GOAL:
Render every entry verbatim.

Figure dataset records:
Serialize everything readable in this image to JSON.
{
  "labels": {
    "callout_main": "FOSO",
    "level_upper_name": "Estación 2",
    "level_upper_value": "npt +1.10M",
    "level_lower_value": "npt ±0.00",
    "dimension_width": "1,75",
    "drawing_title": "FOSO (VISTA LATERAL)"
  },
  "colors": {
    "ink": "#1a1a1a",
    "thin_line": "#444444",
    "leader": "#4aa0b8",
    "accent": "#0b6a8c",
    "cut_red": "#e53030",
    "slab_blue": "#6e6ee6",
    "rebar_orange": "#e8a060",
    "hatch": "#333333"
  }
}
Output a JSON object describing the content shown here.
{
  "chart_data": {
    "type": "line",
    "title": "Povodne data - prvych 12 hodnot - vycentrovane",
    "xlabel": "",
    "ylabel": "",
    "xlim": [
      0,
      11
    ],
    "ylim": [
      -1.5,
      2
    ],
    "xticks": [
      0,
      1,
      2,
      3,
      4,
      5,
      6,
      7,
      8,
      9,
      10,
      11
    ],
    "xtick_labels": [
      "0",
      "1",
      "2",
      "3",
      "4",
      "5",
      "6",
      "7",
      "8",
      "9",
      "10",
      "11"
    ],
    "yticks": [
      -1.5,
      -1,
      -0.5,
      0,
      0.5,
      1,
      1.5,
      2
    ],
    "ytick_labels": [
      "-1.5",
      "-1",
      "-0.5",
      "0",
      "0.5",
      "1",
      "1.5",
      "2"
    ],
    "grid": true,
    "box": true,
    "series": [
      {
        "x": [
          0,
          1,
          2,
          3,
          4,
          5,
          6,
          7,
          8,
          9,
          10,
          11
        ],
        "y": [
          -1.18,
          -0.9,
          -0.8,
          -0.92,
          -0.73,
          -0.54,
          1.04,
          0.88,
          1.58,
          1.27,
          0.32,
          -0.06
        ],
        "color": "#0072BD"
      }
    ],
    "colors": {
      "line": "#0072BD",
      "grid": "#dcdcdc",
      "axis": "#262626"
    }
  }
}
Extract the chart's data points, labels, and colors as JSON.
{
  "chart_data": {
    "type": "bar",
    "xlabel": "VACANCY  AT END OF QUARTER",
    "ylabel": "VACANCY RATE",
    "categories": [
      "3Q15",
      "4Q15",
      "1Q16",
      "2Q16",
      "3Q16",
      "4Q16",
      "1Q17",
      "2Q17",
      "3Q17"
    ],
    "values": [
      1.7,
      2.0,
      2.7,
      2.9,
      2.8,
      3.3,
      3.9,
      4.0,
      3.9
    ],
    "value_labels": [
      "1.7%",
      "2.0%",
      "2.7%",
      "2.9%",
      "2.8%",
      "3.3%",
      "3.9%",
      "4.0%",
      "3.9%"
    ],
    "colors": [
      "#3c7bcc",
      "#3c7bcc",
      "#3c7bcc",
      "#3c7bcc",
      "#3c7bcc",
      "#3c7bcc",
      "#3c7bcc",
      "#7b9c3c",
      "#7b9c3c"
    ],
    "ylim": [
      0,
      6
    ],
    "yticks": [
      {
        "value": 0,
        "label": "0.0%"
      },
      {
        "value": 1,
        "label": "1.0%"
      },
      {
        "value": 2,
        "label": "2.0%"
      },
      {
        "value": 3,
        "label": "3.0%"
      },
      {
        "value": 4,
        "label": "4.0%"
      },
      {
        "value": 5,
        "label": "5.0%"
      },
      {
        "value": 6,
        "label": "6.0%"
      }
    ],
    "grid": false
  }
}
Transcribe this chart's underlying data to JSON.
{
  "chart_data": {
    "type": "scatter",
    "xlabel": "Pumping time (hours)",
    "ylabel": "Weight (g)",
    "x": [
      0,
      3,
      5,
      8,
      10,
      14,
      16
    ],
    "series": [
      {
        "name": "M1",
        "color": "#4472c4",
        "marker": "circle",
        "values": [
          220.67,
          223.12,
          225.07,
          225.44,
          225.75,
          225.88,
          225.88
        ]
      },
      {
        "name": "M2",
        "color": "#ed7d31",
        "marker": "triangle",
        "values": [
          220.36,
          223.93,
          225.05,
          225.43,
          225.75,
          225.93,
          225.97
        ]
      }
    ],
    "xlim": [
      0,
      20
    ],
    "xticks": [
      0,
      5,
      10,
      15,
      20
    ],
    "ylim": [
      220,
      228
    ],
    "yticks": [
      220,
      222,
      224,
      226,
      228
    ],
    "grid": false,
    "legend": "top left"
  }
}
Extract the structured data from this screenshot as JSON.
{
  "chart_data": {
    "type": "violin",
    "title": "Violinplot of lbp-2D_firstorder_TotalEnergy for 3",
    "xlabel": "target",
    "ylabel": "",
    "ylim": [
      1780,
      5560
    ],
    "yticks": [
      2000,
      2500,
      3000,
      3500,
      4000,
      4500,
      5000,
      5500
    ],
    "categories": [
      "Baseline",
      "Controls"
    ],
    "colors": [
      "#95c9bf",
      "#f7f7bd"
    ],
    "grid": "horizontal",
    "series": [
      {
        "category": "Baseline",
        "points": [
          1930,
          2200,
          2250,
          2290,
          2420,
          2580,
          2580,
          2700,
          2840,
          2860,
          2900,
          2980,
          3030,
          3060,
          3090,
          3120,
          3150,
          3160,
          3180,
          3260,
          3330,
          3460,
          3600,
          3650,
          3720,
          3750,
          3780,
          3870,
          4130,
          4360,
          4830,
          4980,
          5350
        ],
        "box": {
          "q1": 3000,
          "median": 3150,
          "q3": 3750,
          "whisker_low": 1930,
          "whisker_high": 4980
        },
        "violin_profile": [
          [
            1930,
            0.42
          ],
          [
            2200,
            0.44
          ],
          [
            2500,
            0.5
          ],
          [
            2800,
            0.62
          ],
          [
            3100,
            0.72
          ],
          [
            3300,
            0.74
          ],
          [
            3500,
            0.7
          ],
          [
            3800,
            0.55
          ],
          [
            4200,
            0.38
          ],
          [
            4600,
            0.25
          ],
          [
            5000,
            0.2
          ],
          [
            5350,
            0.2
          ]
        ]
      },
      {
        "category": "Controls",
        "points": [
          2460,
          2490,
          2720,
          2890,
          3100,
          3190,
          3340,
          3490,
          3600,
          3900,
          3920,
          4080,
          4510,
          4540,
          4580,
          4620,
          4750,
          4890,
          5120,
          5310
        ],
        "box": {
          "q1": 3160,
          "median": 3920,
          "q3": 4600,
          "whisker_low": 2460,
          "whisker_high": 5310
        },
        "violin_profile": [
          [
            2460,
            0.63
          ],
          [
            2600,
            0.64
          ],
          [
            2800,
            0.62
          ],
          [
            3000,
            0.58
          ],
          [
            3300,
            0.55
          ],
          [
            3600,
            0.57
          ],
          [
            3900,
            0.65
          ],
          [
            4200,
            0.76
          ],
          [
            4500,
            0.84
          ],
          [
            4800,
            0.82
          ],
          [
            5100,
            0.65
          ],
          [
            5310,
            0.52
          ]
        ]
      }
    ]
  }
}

RESULT OF THE TASK:
Serialize everything readable in this image to JSON.
{
  "labels": {
    "callout_main": "FOSO",
    "level_upper_name": "Estación 2",
    "level_upper_value": "npt +1.10M",
    "level_lower_value": "npt ±0.00",
    "dimension_width": "1,75",
    "drawing_title": "FOSO (VISTA LATERAL)"
  },
  "colors": {
    "ink": "#1a1a1a",
    "thin_line": "#444444",
    "leader": "#4aa0b8",
    "accent": "#0b6a8c",
    "cut_red": "#e53030",
    "slab_blue": "#6e6ee6",
    "rebar_orange": "#e8a060",
    "hatch": "#333333"
  }
}
Output a JSON object describing the content shown here.
{
  "chart_data": {
    "type": "line",
    "title": "Povodne data - prvych 12 hodnot - vycentrovane",
    "xlabel": "",
    "ylabel": "",
    "xlim": [
      0,
      11
    ],
    "ylim": [
      -1.5,
      2
    ],
    "xticks": [
      0,
      1,
      2,
      3,
      4,
      5,
      6,
      7,
      8,
      9,
      10,
      11
    ],
    "xtick_labels": [
      "0",
      "1",
      "2",
      "3",
      "4",
      "5",
      "6",
      "7",
      "8",
      "9",
      "10",
      "11"
    ],
    "yticks": [
      -1.5,
      -1,
      -0.5,
      0,
      0.5,
      1,
      1.5,
      2
    ],
    "ytick_labels": [
      "-1.5",
      "-1",
      "-0.5",
      "0",
      "0.5",
      "1",
      "1.5",
      "2"
    ],
    "grid": true,
    "box": true,
    "series": [
      {
        "x": [
          0,
          1,
          2,
          3,
          4,
          5,
          6,
          7,
          8,
          9,
          10,
          11
        ],
        "y": [
          -1.18,
          -0.9,
          -0.8,
          -0.92,
          -0.73,
          -0.54,
          1.04,
          0.88,
          1.58,
          1.27,
          0.32,
          -0.06
        ],
        "color": "#0072BD"
      }
    ],
    "colors": {
      "line": "#0072BD",
      "grid": "#dcdcdc",
      "axis": "#262626"
    }
  }
}
Extract the chart's data points, labels, and colors as JSON.
{
  "chart_data": {
    "type": "bar",
    "xlabel": "VACANCY  AT END OF QUARTER",
    "ylabel": "VACANCY RATE",
    "categories": [
      "3Q15",
      "4Q15",
      "1Q16",
      "2Q16",
      "3Q16",
      "4Q16",
      "1Q17",
      "2Q17",
      "3Q17"
    ],
    "values": [
      1.7,
      2.0,
      2.7,
      2.9,
      2.8,
      3.3,
      3.9,
      4.0,
      3.9
    ],
    "value_labels": [
      "1.7%",
      "2.0%",
      "2.7%",
      "2.9%",
      "2.8%",
      "3.3%",
      "3.9%",
      "4.0%",
      "3.9%"
    ],
    "colors": [
      "#3c7bcc",
      "#3c7bcc",
      "#3c7bcc",
      "#3c7bcc",
      "#3c7bcc",
      "#3c7bcc",
      "#3c7bcc",
      "#7b9c3c",
      "#7b9c3c"
    ],
    "ylim": [
      0,
      6
    ],
    "yticks": [
      {
        "value": 0,
        "label": "0.0%"
      },
      {
        "value": 1,
        "label": "1.0%"
      },
      {
        "value": 2,
        "label": "2.0%"
      },
      {
        "value": 3,
        "label": "3.0%"
      },
      {
        "value": 4,
        "label": "4.0%"
      },
      {
        "value": 5,
        "label": "5.0%"
      },
      {
        "value": 6,
        "label": "6.0%"
      }
    ],
    "grid": false
  }
}
Transcribe this chart's underlying data to JSON.
{
  "chart_data": {
    "type": "scatter",
    "xlabel": "Pumping time (hours)",
    "ylabel": "Weight (g)",
    "x": [
      0,
      3,
      5,
      8,
      10,
      14,
      16
    ],
    "series": [
      {
        "name": "M1",
        "color": "#4472c4",
        "marker": "circle",
        "values": [
          220.67,
          223.12,
          225.07,
          225.44,
          225.75,
          225.88,
          225.88
        ]
      },
      {
        "name": "M2",
        "color": "#ed7d31",
        "marker": "triangle",
        "values": [
          220.36,
          223.93,
          225.05,
          225.43,
          225.75,
          225.93,
          225.97
        ]
      }
    ],
    "xlim": [
      0,
      20
    ],
    "xticks": [
      0,
      5,
      10,
      15,
      20
    ],
    "ylim": [
      220,
      228
    ],
    "yticks": [
      220,
      222,
      224,
      226,
      228
    ],
    "grid": false,
    "legend": "top left"
  }
}
Extract the structured data from this screenshot as JSON.
{
  "chart_data": {
    "type": "violin",
    "title": "Violinplot of lbp-2D_firstorder_TotalEnergy for 3",
    "xlabel": "target",
    "ylabel": "",
    "ylim": [
      1780,
      5560
    ],
    "yticks": [
      2000,
      2500,
      3000,
      3500,
      4000,
      4500,
      5000,
      5500
    ],
    "categories": [
      "Baseline",
      "Controls"
    ],
    "colors": [
      "#95c9bf",
      "#f7f7bd"
    ],
    "grid": "horizontal",
    "series": [
      {
        "category": "Baseline",
        "points": [
          1930,
          2200,
          2250,
          2290,
          2420,
          2580,
          2580,
          2700,
          2840,
          2860,
          2900,
          2980,
          3030,
          3060,
          3090,
          3120,
          3150,
          3160,
          3180,
          3260,
          3330,
          3460,
          3600,
          3650,
          3720,
          3750,
          3780,
          3870,
          4130,
          4360,
          4830,
          4980,
          5350
        ],
        "box": {
          "q1": 3000,
          "median": 3150,
          "q3": 3750,
          "whisker_low": 1930,
          "whisker_high": 4980
        },
        "violin_profile": [
          [
            1930,
            0.42
          ],
          [
            2200,
            0.44
          ],
          [
            2500,
            0.5
          ],
          [
            2800,
            0.62
          ],
          [
            3100,
            0.72
          ],
          [
            3300,
            0.74
          ],
          [
            3500,
            0.7
          ],
          [
            3800,
            0.55
          ],
          [
            4200,
            0.38
          ],
          [
            4600,
            0.25
          ],
          [
            5000,
            0.2
          ],
          [
            5350,
            0.2
          ]
        ]
      },
      {
        "category": "Controls",
        "points": [
          2460,
          2490,
          2720,
          2890,
          3100,
          3190,
          3340,
          3490,
          3600,
          3900,
          3920,
          4080,
          4510,
          4540,
          4580,
          4620,
          4750,
          4890,
          5120,
          5310
        ],
        "box": {
          "q1": 3160,
          "median": 3920,
          "q3": 4600,
          "whisker_low": 2460,
          "whisker_high": 5310
        },
        "violin_profile": [
          [
            2460,
            0.63
          ],
          [
            2600,
            0.64
          ],
          [
            2800,
            0.62
          ],
          [
            3000,
            0.58
          ],
          [
            3300,
            0.55
          ],
          [
            3600,
            0.57
          ],
          [
            3900,
            0.65
          ],
          [
            4200,
            0.76
          ],
          [
            4500,
            0.84
          ],
          [
            4800,
            0.82
          ],
          [
            5100,
            0.65
          ],
          [
            5310,
            0.52
          ]
        ]
      }
    ]
  }
}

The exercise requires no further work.